## START Input material

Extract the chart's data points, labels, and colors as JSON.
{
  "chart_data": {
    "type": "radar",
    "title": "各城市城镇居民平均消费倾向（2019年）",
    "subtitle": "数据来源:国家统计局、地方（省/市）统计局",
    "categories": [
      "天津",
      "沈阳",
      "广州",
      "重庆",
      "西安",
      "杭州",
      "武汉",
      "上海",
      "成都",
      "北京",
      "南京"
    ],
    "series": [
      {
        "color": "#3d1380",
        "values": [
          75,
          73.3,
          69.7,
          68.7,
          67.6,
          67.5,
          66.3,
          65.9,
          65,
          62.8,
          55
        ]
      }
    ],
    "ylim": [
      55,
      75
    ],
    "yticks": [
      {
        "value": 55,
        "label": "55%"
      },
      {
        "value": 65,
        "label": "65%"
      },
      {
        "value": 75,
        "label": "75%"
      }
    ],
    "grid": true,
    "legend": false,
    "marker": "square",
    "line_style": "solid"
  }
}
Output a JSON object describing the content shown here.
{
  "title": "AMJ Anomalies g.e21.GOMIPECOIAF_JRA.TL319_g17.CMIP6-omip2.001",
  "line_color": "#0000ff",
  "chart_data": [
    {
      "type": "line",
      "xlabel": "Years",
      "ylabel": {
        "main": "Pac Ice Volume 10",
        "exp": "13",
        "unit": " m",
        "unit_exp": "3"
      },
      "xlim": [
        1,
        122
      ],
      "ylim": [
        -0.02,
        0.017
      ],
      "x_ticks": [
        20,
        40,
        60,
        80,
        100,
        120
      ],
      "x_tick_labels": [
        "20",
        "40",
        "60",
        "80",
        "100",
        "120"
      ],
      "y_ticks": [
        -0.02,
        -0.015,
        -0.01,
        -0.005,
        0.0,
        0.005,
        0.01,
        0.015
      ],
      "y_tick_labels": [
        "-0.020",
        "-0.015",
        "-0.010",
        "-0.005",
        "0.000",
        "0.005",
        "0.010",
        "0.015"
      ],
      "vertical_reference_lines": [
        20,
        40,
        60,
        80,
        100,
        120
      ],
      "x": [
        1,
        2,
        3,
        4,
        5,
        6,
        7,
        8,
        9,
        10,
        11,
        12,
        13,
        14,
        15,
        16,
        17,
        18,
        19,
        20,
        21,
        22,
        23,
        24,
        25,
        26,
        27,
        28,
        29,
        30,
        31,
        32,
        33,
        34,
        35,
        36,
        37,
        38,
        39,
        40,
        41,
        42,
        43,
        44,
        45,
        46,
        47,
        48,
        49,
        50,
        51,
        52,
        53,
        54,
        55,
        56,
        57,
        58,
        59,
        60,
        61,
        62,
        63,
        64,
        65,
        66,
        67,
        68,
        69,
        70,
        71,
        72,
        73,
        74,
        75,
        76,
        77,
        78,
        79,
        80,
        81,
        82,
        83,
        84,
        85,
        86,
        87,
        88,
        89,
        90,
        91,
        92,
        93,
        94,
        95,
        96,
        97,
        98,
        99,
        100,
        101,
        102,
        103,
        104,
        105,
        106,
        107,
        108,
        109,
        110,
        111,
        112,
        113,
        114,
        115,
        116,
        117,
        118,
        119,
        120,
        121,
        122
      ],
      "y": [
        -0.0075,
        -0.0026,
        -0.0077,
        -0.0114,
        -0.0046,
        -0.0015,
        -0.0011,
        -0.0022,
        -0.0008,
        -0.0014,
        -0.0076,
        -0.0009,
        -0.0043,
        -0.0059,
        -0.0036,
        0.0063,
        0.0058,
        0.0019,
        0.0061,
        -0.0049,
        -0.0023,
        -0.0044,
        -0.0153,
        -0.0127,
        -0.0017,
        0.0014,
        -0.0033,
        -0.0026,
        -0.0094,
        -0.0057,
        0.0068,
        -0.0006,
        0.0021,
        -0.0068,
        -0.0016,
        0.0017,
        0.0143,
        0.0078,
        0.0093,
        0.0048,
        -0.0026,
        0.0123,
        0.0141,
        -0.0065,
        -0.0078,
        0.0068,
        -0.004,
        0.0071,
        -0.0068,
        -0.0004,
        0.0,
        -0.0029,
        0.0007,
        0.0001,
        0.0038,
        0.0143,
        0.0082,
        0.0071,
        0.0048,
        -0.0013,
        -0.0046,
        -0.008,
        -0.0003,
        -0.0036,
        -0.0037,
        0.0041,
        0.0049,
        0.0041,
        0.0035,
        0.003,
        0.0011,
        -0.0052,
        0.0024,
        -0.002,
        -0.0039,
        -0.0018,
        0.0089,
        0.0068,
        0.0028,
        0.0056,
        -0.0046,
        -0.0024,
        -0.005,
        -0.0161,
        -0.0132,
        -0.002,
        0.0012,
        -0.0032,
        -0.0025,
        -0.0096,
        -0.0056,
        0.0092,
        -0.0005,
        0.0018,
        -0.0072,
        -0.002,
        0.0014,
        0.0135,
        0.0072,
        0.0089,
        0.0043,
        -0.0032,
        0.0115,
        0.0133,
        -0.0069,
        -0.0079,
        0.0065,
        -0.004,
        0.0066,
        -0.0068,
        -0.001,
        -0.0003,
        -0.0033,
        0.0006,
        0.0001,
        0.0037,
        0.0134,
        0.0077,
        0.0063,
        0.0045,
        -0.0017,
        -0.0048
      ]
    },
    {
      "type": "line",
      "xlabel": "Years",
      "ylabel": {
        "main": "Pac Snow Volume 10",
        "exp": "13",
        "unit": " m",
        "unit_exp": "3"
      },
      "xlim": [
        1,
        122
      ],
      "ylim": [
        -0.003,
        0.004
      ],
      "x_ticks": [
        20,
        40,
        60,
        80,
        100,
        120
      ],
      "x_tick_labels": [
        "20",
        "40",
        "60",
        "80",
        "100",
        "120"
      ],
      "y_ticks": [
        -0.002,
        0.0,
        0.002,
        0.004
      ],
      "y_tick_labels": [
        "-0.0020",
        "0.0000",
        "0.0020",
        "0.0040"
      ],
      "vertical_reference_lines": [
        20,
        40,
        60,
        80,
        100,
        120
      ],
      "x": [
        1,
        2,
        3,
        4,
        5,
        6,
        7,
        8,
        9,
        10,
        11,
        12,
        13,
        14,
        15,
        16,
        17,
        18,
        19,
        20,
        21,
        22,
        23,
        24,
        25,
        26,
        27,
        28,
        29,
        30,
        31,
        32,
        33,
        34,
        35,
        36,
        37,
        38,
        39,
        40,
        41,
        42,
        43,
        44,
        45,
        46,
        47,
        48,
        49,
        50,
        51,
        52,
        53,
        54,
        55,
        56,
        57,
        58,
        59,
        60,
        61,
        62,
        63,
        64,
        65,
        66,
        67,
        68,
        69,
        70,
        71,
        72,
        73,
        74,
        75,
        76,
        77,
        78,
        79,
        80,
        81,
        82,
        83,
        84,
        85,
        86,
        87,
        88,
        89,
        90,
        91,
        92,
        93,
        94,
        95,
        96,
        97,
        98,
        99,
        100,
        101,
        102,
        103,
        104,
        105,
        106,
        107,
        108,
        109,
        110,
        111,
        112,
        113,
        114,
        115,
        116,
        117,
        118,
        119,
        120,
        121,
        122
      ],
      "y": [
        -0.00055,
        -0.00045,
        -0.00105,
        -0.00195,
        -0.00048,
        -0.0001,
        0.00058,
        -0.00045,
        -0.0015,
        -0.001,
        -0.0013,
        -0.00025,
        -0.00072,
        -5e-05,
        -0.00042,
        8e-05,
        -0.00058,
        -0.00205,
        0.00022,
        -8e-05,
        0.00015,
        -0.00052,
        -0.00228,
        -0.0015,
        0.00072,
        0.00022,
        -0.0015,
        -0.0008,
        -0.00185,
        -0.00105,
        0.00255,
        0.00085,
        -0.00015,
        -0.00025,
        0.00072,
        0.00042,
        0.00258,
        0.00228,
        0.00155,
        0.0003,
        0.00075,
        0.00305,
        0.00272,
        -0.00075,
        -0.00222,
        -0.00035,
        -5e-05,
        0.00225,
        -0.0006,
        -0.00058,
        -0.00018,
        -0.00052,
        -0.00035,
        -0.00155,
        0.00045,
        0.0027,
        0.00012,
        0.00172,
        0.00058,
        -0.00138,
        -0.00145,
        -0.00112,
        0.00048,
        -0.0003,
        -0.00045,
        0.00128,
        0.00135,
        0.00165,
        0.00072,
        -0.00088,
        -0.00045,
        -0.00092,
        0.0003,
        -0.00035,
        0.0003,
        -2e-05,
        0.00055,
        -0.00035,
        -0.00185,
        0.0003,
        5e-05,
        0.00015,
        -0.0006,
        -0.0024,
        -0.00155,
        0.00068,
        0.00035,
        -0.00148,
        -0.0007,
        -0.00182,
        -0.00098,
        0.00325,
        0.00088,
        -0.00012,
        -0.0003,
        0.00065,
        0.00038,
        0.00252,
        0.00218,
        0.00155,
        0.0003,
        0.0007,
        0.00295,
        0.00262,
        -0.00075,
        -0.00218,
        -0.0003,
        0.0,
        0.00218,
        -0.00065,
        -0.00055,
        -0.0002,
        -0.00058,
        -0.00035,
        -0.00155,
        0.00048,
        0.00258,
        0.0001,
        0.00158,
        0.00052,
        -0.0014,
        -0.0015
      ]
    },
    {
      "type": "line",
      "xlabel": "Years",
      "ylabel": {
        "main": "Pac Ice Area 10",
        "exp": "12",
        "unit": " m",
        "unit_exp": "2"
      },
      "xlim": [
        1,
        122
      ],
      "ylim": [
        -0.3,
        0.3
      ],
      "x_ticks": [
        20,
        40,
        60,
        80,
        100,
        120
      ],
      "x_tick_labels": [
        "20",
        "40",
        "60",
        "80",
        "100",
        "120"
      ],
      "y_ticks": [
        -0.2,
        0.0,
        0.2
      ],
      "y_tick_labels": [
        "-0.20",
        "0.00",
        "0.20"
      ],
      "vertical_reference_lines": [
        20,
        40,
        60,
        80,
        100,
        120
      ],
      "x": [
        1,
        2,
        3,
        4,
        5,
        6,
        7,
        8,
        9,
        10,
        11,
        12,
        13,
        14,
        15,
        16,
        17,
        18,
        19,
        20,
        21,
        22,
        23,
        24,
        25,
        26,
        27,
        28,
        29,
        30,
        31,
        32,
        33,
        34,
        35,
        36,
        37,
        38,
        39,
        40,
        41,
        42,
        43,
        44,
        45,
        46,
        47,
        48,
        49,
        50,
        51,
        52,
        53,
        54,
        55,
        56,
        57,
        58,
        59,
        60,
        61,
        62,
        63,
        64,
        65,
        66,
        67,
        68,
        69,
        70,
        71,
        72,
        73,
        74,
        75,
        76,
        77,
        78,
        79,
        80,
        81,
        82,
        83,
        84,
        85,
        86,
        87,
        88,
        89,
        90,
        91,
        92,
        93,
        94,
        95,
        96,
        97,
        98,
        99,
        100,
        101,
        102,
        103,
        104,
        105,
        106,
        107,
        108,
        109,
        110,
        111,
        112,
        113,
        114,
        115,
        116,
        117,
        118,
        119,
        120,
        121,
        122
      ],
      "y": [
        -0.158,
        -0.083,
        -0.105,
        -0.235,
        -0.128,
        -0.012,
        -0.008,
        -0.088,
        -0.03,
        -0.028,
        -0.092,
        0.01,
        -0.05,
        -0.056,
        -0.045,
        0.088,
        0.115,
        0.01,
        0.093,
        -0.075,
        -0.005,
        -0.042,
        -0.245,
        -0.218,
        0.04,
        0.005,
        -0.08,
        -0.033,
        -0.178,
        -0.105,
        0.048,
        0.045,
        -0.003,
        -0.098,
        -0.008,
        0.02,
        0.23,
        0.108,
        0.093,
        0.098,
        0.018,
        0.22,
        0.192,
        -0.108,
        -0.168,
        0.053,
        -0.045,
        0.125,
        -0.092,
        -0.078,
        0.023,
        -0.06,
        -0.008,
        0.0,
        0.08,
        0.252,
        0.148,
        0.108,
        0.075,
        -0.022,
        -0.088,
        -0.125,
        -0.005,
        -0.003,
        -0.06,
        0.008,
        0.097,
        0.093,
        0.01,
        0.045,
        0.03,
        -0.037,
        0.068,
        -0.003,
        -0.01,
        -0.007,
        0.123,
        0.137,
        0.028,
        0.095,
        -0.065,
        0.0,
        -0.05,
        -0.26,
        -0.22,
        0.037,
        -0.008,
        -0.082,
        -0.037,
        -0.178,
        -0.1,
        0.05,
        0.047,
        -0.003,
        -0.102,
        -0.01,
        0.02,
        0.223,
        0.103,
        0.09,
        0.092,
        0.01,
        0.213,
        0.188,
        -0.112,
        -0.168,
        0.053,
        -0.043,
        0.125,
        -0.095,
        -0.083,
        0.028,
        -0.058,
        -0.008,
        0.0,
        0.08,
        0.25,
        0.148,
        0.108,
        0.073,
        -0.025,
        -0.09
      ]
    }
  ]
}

## END Input material

◆ Direction ◆
Among the records above, find each line holding the string "main" and pull it out.

◆ Response to this exercise ◆
        "main": "Pac Ice Volume 10",
        "main": "Pac Snow Volume 10",
        "main": "Pac Ice Area 10",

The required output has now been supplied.